**What you should do**.
Please repeat all of the listing exactly.

**Available records**.
• • • •
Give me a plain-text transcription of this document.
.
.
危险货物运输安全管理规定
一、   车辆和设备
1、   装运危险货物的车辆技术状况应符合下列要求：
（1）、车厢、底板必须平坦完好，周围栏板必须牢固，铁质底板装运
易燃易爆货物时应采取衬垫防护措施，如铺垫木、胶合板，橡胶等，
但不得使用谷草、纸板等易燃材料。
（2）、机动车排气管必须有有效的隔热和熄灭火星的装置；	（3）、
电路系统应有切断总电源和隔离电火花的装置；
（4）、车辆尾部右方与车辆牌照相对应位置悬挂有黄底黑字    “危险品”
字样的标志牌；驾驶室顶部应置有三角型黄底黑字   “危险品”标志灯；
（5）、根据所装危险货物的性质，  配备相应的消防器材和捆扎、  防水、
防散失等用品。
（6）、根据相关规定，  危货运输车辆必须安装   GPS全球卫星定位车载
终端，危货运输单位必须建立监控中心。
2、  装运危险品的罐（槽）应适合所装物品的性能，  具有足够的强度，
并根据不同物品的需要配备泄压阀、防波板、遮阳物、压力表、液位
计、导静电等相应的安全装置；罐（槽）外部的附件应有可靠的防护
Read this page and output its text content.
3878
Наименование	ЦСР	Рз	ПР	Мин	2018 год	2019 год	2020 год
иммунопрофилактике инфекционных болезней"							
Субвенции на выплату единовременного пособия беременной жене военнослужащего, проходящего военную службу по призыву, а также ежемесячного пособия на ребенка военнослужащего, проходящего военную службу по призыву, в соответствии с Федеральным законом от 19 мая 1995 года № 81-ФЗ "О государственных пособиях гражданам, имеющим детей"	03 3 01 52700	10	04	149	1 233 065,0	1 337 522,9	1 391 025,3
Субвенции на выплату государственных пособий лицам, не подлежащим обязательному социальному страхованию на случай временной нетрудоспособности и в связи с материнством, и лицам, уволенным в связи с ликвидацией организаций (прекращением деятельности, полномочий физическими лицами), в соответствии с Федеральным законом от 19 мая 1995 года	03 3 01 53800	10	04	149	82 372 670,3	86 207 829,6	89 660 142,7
• • • •
**Correct output**.
Give me a plain-text transcription of this document.
.
.
危险货物运输安全管理规定
一、   车辆和设备
1、   装运危险货物的车辆技术状况应符合下列要求：
（1）、车厢、底板必须平坦完好，周围栏板必须牢固，铁质底板装运
易燃易爆货物时应采取衬垫防护措施，如铺垫木、胶合板，橡胶等，
但不得使用谷草、纸板等易燃材料。
（2）、机动车排气管必须有有效的隔热和熄灭火星的装置；	（3）、
电路系统应有切断总电源和隔离电火花的装置；
（4）、车辆尾部右方与车辆牌照相对应位置悬挂有黄底黑字    “危险品”
字样的标志牌；驾驶室顶部应置有三角型黄底黑字   “危险品”标志灯；
（5）、根据所装危险货物的性质，  配备相应的消防器材和捆扎、  防水、
防散失等用品。
（6）、根据相关规定，  危货运输车辆必须安装   GPS全球卫星定位车载
终端，危货运输单位必须建立监控中心。
2、  装运危险品的罐（槽）应适合所装物品的性能，  具有足够的强度，
并根据不同物品的需要配备泄压阀、防波板、遮阳物、压力表、液位
计、导静电等相应的安全装置；罐（槽）外部的附件应有可靠的防护
Read this page and output its text content.
3878
Наименование	ЦСР	Рз	ПР	Мин	2018 год	2019 год	2020 год
иммунопрофилактике инфекционных болезней"							
Субвенции на выплату единовременного пособия беременной жене военнослужащего, проходящего военную службу по призыву, а также ежемесячного пособия на ребенка военнослужащего, проходящего военную службу по призыву, в соответствии с Федеральным законом от 19 мая 1995 года № 81-ФЗ "О государственных пособиях гражданам, имеющим детей"	03 3 01 52700	10	04	149	1 233 065,0	1 337 522,9	1 391 025,3
Субвенции на выплату государственных пособий лицам, не подлежащим обязательному социальному страхованию на случай временной нетрудоспособности и в связи с материнством, и лицам, уволенным в связи с ликвидацией организаций (прекращением деятельности, полномочий физическими лицами), в соответствии с Федеральным законом от 19 мая 1995 года	03 3 01 53800	10	04	149	82 372 670,3	86 207 829,6	89 660 142,7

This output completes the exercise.